- [Exercise details]:
Look through the lines below and extract any with the word "from".

Stored data entries:
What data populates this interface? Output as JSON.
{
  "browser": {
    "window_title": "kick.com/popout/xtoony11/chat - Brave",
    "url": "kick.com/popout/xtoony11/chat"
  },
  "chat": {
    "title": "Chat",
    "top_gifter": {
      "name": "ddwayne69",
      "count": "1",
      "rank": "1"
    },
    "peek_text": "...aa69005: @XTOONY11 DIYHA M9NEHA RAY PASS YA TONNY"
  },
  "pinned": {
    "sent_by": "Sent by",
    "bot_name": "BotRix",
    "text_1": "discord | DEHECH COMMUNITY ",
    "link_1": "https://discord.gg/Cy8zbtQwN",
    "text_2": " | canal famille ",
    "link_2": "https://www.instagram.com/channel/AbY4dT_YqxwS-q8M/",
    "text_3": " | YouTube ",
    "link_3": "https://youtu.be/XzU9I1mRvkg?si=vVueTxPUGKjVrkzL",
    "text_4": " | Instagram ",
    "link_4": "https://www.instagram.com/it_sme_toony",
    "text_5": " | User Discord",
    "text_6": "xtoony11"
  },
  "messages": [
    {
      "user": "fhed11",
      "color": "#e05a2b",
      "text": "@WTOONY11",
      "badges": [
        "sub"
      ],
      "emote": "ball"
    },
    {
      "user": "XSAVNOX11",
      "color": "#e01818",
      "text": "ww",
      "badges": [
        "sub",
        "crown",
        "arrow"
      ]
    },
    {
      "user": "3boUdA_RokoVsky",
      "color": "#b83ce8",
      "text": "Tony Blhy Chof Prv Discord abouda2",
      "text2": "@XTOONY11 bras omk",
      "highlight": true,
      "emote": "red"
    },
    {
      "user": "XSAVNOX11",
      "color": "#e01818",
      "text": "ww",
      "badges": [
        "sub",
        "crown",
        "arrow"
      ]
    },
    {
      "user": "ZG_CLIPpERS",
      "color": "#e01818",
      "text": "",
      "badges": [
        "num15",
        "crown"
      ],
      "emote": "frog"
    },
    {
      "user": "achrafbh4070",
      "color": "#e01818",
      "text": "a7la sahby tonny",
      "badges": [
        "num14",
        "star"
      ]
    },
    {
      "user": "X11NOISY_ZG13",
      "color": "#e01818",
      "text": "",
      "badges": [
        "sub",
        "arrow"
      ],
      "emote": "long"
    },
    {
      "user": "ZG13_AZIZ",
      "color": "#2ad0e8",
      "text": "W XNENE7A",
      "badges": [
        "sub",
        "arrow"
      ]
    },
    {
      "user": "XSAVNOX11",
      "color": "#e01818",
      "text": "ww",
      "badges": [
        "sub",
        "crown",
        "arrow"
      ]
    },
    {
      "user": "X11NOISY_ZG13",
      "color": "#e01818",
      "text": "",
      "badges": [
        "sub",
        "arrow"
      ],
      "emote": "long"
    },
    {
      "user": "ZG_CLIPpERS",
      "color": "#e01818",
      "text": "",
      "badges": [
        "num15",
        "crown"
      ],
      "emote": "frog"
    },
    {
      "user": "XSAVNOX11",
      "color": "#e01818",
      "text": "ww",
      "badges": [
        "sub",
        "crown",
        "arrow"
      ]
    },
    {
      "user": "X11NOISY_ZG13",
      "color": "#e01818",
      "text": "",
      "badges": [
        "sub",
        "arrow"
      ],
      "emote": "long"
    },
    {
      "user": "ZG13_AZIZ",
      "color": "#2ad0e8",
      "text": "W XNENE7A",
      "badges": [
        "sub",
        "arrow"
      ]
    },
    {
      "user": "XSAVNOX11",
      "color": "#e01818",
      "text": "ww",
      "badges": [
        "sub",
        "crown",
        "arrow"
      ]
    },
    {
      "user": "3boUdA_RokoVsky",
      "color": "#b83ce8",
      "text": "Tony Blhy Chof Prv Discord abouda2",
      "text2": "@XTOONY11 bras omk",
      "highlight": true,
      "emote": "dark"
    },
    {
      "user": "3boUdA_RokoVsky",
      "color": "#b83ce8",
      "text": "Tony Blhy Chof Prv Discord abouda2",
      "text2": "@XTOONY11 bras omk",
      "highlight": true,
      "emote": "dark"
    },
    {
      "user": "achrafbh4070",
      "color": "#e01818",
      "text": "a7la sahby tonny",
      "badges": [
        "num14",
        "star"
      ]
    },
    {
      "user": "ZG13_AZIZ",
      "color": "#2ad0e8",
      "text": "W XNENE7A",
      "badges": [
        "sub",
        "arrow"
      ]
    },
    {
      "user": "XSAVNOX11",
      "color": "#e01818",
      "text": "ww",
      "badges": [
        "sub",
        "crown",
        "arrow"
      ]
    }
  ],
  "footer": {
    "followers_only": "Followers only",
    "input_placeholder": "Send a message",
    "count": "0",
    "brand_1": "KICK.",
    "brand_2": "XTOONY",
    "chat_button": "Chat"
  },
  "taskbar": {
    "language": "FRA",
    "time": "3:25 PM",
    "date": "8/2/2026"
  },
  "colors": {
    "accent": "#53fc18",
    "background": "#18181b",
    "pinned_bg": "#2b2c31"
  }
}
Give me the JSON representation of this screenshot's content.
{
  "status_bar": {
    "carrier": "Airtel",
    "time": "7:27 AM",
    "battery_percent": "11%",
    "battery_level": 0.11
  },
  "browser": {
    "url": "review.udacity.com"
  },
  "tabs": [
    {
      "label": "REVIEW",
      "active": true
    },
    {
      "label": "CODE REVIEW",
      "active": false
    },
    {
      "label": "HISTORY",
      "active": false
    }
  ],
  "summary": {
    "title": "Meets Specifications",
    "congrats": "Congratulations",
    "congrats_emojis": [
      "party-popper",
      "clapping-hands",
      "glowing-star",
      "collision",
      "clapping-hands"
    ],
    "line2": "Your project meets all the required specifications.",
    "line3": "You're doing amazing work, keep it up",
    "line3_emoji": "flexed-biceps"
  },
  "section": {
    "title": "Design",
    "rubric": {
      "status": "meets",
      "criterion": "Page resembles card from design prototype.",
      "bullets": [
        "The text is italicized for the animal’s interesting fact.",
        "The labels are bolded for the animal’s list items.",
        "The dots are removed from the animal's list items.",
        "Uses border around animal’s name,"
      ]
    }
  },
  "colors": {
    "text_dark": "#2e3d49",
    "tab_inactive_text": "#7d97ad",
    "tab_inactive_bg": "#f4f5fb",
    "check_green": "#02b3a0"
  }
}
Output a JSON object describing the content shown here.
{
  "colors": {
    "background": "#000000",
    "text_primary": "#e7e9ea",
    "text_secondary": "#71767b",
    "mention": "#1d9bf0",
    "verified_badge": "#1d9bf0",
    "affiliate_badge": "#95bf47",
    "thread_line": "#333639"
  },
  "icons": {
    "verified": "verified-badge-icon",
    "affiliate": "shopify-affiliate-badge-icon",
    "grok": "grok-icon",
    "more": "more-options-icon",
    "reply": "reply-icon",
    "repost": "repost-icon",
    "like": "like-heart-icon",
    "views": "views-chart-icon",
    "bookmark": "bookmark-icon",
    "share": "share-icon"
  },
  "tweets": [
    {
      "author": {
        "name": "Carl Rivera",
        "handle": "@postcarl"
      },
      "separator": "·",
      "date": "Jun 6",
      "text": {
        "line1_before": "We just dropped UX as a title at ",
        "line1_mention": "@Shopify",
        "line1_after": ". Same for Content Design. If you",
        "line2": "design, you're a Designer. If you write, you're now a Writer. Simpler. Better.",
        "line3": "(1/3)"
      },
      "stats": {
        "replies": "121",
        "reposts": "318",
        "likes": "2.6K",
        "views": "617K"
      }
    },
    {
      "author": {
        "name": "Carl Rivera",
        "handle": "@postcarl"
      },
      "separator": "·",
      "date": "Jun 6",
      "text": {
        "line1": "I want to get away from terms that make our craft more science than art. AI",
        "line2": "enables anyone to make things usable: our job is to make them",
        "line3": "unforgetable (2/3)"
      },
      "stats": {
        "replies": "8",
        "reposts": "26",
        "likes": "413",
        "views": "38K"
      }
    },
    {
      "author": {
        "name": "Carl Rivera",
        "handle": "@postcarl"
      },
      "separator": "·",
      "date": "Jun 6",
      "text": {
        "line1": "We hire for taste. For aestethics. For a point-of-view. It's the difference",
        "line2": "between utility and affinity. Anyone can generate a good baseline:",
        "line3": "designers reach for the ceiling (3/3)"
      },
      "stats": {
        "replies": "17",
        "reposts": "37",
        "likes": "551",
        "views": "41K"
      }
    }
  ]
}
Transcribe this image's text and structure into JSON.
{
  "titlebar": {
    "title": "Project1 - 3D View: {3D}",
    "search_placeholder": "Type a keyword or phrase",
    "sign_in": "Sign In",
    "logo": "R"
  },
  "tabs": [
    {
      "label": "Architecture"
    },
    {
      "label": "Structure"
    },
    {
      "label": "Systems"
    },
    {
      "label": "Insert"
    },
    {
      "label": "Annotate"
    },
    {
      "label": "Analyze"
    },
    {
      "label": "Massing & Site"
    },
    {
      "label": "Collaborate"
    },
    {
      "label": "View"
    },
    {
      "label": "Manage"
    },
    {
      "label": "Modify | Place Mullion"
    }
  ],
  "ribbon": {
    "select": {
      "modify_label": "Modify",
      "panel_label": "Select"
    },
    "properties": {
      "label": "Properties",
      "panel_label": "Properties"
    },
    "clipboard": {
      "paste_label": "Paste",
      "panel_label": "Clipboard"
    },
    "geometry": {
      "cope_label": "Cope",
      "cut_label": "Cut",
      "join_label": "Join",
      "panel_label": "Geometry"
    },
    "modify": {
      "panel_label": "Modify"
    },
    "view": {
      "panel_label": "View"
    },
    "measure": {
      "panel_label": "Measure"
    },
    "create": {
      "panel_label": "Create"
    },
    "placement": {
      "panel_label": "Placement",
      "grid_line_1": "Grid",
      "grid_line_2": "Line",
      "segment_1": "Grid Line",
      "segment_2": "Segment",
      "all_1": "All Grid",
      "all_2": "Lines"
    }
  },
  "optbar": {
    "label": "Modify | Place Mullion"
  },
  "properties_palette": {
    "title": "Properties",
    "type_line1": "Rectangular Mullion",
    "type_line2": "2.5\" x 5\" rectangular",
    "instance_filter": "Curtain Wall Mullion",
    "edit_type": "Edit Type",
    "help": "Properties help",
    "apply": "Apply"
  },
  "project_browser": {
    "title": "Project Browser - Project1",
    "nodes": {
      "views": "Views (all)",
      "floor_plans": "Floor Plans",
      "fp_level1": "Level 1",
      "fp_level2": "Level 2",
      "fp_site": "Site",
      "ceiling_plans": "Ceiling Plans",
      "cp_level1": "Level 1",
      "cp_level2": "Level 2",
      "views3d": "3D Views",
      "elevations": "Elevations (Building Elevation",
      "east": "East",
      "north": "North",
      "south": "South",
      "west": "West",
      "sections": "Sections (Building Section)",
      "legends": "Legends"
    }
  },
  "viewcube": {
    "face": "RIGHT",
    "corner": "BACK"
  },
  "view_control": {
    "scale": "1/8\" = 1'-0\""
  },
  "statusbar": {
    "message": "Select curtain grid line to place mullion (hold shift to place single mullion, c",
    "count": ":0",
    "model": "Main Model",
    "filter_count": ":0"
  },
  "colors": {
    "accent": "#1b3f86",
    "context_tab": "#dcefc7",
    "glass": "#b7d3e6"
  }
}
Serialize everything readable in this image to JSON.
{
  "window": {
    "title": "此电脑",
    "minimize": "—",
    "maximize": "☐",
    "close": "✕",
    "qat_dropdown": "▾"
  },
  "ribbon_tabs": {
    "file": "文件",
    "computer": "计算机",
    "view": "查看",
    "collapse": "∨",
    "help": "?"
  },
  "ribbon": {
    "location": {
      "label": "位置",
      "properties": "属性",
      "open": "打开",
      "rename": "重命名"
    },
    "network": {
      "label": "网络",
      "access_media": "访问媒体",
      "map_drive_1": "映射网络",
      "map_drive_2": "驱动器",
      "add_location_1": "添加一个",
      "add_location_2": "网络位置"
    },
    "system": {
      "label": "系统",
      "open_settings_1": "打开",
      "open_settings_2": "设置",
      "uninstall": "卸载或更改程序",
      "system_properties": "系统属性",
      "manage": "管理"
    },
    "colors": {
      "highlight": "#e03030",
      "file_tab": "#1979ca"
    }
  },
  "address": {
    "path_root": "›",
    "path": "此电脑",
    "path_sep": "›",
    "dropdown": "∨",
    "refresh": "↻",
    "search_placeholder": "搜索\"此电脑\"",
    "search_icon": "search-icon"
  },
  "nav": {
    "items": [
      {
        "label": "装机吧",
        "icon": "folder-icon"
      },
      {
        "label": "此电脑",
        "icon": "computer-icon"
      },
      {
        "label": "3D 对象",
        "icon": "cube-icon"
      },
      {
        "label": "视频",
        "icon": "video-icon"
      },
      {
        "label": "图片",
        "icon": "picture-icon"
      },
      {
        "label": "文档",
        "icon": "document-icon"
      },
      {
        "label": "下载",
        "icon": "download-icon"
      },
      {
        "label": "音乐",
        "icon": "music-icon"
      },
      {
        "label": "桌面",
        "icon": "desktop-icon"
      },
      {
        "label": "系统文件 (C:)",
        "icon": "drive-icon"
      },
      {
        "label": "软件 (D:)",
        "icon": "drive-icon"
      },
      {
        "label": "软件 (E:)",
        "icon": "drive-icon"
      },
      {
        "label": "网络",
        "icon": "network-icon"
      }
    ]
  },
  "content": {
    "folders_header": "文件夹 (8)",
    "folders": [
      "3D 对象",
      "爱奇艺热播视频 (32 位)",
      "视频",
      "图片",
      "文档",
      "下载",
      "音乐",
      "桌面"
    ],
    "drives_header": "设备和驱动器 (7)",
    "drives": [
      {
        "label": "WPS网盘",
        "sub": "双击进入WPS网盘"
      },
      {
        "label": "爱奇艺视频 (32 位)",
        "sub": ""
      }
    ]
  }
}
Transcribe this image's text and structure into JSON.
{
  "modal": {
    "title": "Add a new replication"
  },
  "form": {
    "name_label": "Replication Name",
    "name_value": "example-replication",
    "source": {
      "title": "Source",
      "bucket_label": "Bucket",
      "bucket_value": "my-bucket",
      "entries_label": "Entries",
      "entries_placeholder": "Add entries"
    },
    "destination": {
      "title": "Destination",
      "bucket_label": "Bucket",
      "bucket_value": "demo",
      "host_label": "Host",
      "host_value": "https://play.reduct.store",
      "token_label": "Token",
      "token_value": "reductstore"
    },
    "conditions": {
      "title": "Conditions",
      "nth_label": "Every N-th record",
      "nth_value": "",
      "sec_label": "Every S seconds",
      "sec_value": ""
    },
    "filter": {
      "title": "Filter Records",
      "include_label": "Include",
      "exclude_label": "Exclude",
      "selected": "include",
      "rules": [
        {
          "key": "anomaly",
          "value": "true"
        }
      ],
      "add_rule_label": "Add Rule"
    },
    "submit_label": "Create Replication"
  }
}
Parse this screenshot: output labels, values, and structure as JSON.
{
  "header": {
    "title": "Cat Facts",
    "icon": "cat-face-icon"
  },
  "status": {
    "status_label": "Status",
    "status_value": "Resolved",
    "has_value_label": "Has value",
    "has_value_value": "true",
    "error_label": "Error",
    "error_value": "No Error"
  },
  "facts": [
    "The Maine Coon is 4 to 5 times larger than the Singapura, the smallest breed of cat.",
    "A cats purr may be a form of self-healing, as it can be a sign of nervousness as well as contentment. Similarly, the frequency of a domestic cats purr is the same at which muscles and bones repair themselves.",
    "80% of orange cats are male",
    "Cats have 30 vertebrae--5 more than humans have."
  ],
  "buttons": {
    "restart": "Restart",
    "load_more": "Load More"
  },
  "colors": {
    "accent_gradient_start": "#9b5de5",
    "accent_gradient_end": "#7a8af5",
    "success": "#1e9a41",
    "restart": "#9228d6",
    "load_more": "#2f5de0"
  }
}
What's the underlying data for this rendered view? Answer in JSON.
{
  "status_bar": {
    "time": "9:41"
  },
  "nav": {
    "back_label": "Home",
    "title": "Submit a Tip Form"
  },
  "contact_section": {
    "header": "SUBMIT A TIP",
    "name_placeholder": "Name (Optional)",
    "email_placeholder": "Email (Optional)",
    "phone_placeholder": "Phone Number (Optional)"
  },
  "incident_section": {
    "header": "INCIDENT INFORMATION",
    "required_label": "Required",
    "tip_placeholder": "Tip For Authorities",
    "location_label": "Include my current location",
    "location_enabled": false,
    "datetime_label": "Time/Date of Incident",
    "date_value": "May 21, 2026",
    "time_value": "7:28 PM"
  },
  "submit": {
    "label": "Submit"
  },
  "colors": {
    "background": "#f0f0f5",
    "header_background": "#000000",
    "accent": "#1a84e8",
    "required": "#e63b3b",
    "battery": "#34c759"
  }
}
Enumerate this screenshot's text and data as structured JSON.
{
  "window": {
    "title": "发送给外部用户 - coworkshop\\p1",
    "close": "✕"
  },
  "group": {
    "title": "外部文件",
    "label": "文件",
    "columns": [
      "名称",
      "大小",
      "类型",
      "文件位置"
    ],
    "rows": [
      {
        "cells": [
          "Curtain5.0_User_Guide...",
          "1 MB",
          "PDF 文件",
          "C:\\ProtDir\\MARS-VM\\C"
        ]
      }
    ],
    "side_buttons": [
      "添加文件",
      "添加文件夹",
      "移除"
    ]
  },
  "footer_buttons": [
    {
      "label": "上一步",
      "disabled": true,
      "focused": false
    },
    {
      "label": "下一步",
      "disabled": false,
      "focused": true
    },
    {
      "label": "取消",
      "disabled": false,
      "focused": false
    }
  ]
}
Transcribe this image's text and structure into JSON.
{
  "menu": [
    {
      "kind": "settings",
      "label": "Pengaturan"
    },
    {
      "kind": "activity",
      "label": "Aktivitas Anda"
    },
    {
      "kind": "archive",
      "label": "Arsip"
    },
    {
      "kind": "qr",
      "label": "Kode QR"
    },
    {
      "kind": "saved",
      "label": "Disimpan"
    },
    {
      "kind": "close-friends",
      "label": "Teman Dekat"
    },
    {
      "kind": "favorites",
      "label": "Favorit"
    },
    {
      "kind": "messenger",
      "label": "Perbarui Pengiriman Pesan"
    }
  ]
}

- [Task output]:
      "criterion": "Page resembles card from design prototype.",
        "The dots are removed from the animal's list items.",
        "line1": "I want to get away from terms that make our craft more science than art. AI",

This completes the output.